(Dataset entries)
◇ ◇ ◇ ◇ ◇ ◇ ◇

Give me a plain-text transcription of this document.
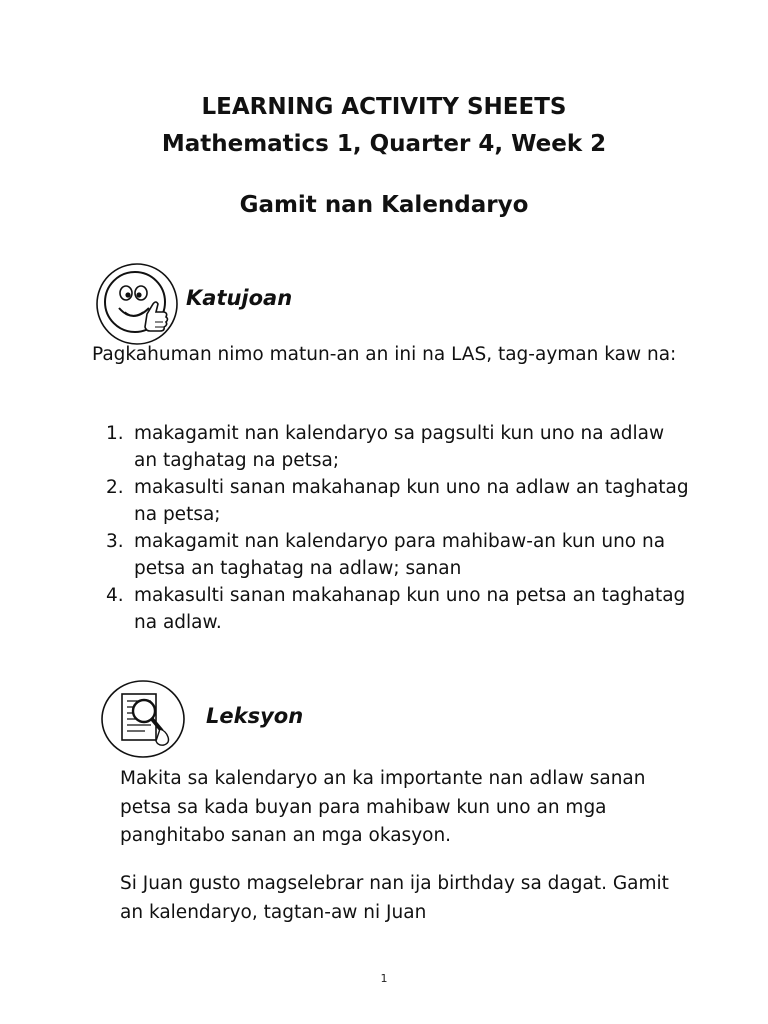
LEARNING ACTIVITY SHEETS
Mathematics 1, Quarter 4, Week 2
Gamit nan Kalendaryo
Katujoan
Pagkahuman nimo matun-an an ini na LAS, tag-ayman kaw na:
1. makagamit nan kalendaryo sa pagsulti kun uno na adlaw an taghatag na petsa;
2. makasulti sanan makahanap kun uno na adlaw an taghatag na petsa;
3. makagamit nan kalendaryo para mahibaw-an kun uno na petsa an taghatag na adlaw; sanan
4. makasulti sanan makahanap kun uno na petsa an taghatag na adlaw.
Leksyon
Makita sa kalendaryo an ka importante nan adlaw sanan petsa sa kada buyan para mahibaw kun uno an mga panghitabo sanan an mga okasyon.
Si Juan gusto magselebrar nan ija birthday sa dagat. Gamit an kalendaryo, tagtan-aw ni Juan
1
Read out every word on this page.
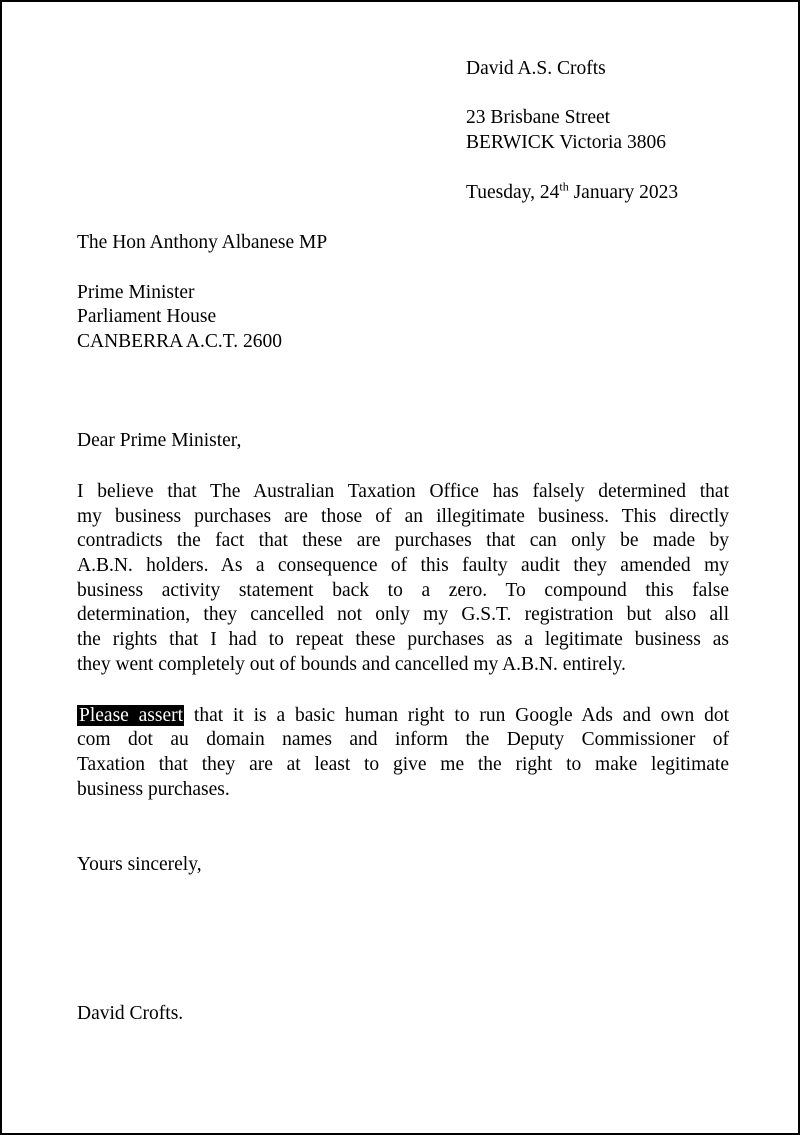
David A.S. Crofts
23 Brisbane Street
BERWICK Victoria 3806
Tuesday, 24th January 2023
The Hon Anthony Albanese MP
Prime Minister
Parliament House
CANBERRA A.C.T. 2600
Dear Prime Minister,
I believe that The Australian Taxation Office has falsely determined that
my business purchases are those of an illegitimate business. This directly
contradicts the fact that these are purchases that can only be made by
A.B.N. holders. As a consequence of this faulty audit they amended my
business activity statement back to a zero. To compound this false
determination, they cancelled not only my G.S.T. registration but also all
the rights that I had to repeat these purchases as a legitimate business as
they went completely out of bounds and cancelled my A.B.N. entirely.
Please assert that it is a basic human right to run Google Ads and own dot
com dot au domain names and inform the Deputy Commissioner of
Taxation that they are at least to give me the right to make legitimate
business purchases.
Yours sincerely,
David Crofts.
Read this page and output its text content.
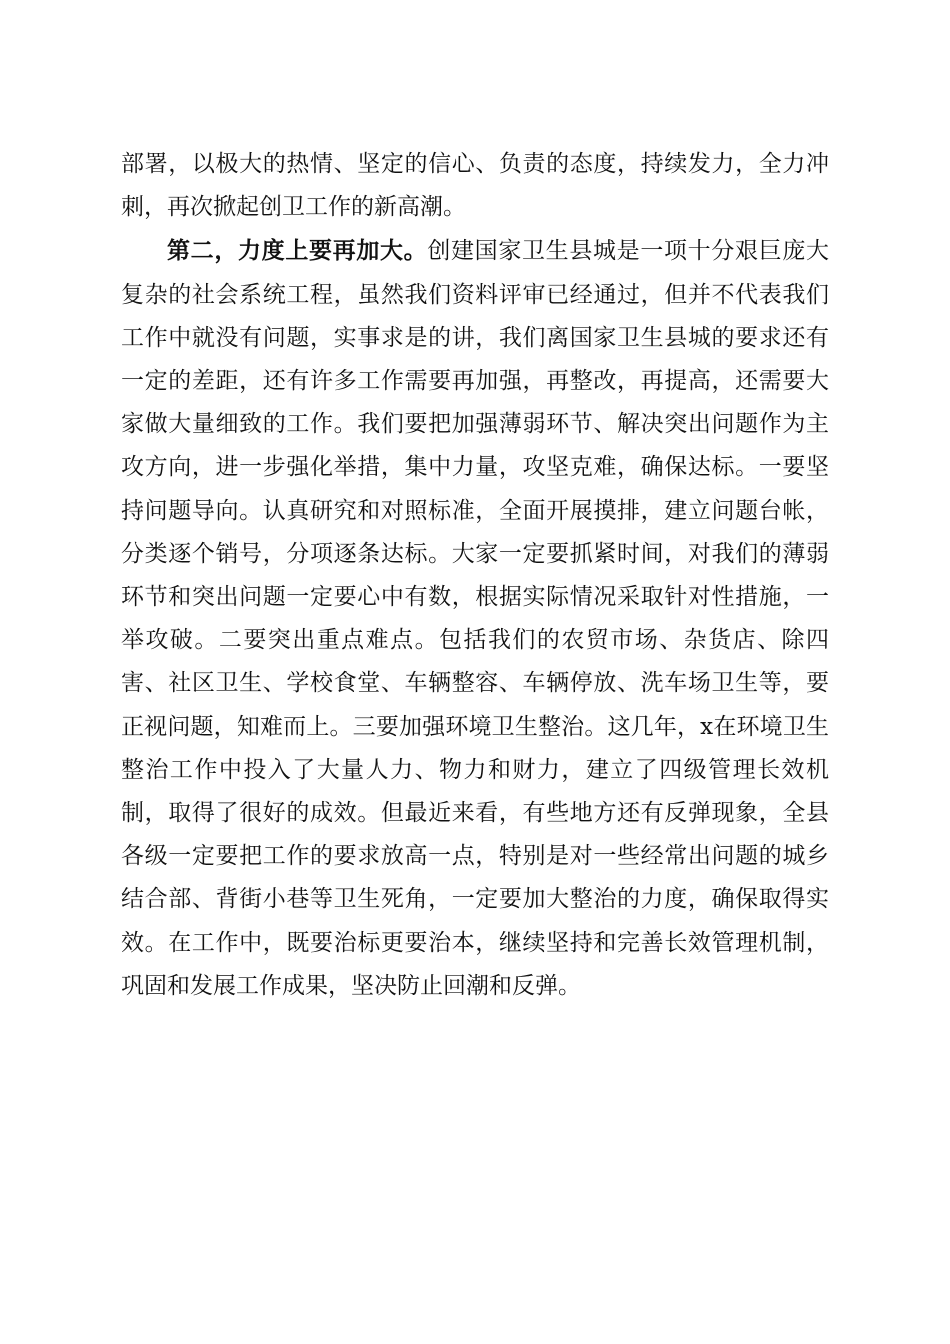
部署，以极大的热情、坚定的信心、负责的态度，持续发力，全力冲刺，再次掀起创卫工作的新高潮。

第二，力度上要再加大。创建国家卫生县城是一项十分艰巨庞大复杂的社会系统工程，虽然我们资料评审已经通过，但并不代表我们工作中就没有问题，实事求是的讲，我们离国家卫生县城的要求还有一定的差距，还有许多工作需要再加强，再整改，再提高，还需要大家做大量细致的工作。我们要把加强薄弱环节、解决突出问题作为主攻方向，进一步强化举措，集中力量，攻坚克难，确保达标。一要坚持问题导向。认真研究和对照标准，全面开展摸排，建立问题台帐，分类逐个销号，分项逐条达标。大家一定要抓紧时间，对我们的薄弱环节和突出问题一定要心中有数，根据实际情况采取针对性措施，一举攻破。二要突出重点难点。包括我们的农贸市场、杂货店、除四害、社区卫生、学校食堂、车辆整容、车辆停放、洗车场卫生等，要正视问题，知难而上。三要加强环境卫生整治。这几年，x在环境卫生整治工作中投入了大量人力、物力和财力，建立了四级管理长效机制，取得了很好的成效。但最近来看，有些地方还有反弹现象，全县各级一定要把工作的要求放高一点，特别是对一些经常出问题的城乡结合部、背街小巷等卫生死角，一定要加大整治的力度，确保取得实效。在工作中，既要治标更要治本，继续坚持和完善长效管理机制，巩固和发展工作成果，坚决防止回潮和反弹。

◇ ◇ ◇ ◇ ◇ ◇ ◇

- EXERCISE BRIEF -
Leave out all images, then reproduce the entries above exactly.

- WRITTEN SOLUTION -
Give me a plain-text transcription of this document.
LEARNING ACTIVITY SHEETS
Mathematics 1, Quarter 4, Week 2
Gamit nan Kalendaryo
Katujoan
Pagkahuman nimo matun-an an ini na LAS, tag-ayman kaw na:
1. makagamit nan kalendaryo sa pagsulti kun uno na adlaw an taghatag na petsa;
2. makasulti sanan makahanap kun uno na adlaw an taghatag na petsa;
3. makagamit nan kalendaryo para mahibaw-an kun uno na petsa an taghatag na adlaw; sanan
4. makasulti sanan makahanap kun uno na petsa an taghatag na adlaw.
Leksyon
Makita sa kalendaryo an ka importante nan adlaw sanan petsa sa kada buyan para mahibaw kun uno an mga panghitabo sanan an mga okasyon.
Si Juan gusto magselebrar nan ija birthday sa dagat. Gamit an kalendaryo, tagtan-aw ni Juan
1
Read out every word on this page.
David A.S. Crofts
23 Brisbane Street
BERWICK Victoria 3806
Tuesday, 24th January 2023
The Hon Anthony Albanese MP
Prime Minister
Parliament House
CANBERRA A.C.T. 2600
Dear Prime Minister,
I believe that The Australian Taxation Office has falsely determined that
my business purchases are those of an illegitimate business. This directly
contradicts the fact that these are purchases that can only be made by
A.B.N. holders. As a consequence of this faulty audit they amended my
business activity statement back to a zero. To compound this false
determination, they cancelled not only my G.S.T. registration but also all
the rights that I had to repeat these purchases as a legitimate business as
they went completely out of bounds and cancelled my A.B.N. entirely.
Please assert that it is a basic human right to run Google Ads and own dot
com dot au domain names and inform the Deputy Commissioner of
Taxation that they are at least to give me the right to make legitimate
business purchases.
Yours sincerely,
David Crofts.
Read this page and output its text content.
部署，以极大的热情、坚定的信心、负责的态度，持续发力，全力冲刺，再次掀起创卫工作的新高潮。

第二，力度上要再加大。创建国家卫生县城是一项十分艰巨庞大复杂的社会系统工程，虽然我们资料评审已经通过，但并不代表我们工作中就没有问题，实事求是的讲，我们离国家卫生县城的要求还有一定的差距，还有许多工作需要再加强，再整改，再提高，还需要大家做大量细致的工作。我们要把加强薄弱环节、解决突出问题作为主攻方向，进一步强化举措，集中力量，攻坚克难，确保达标。一要坚持问题导向。认真研究和对照标准，全面开展摸排，建立问题台帐，分类逐个销号，分项逐条达标。大家一定要抓紧时间，对我们的薄弱环节和突出问题一定要心中有数，根据实际情况采取针对性措施，一举攻破。二要突出重点难点。包括我们的农贸市场、杂货店、除四害、社区卫生、学校食堂、车辆整容、车辆停放、洗车场卫生等，要正视问题，知难而上。三要加强环境卫生整治。这几年，x在环境卫生整治工作中投入了大量人力、物力和财力，建立了四级管理长效机制，取得了很好的成效。但最近来看，有些地方还有反弹现象，全县各级一定要把工作的要求放高一点，特别是对一些经常出问题的城乡结合部、背街小巷等卫生死角，一定要加大整治的力度，确保取得实效。在工作中，既要治标更要治本，继续坚持和完善长效管理机制，巩固和发展工作成果，坚决防止回潮和反弹。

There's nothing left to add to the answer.